§ Record extracts
(begin)
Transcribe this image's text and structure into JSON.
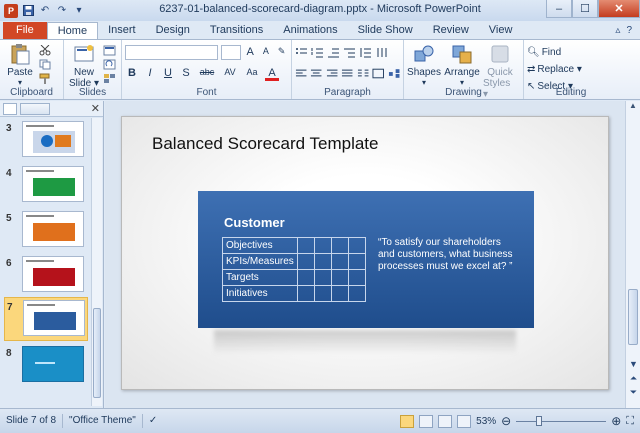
{
  "window": {
    "title": "6237-01-balanced-scorecard-diagram.pptx - Microsoft PowerPoint",
    "app_icon_letter": "P",
    "controls": [
      "–",
      "☐",
      "✕"
    ]
  },
  "ribbon_tabs": [
    "File",
    "Home",
    "Insert",
    "Design",
    "Transitions",
    "Animations",
    "Slide Show",
    "Review",
    "View"
  ],
  "active_tab": "Home",
  "ribbon": {
    "clipboard": {
      "paste": "Paste",
      "label": "Clipboard"
    },
    "slides": {
      "new_slide": "New",
      "new_slide_2": "Slide ▾",
      "label": "Slides"
    },
    "font": {
      "label": "Font",
      "bold": "B",
      "italic": "I",
      "underline": "U",
      "strike": "S",
      "abc": "abc",
      "av": "AV",
      "aa": "Aa",
      "font_color": "A"
    },
    "paragraph": {
      "label": "Paragraph"
    },
    "drawing": {
      "shapes": "Shapes",
      "arrange": "Arrange",
      "quick_styles": "Quick",
      "quick_styles_2": "Styles ▾",
      "label": "Drawing"
    },
    "editing": {
      "find": "Find",
      "replace": "Replace ▾",
      "select": "Select ▾",
      "label": "Editing"
    }
  },
  "slide_pane": {
    "thumbnails": [
      {
        "num": "3",
        "color": "#c9d6ea"
      },
      {
        "num": "4",
        "color": "#1e9a43"
      },
      {
        "num": "5",
        "color": "#e0701c"
      },
      {
        "num": "6",
        "color": "#b5121b"
      },
      {
        "num": "7",
        "color": "#2b5c9e"
      },
      {
        "num": "8",
        "color": "#1a8fc7"
      }
    ],
    "selected": "7"
  },
  "slide": {
    "title": "Balanced Scorecard Template",
    "panel_heading": "Customer",
    "rows": [
      "Objectives",
      "KPIs/Measures",
      "Targets",
      "Initiatives"
    ],
    "quote": "“To satisfy our shareholders and customers, what business processes must we excel at? ”"
  },
  "status": {
    "slide_info": "Slide 7 of 8",
    "theme": "\"Office Theme\"",
    "zoom": "53%",
    "zoom_level_percent": 53
  }
}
(end)
§ Goal
Report back each line of the entries that holds the string "title".

§ Finished exercise
    "title": "6237-01-balanced-scorecard-diagram.pptx - Microsoft PowerPoint",
    "title": "Balanced Scorecard Template",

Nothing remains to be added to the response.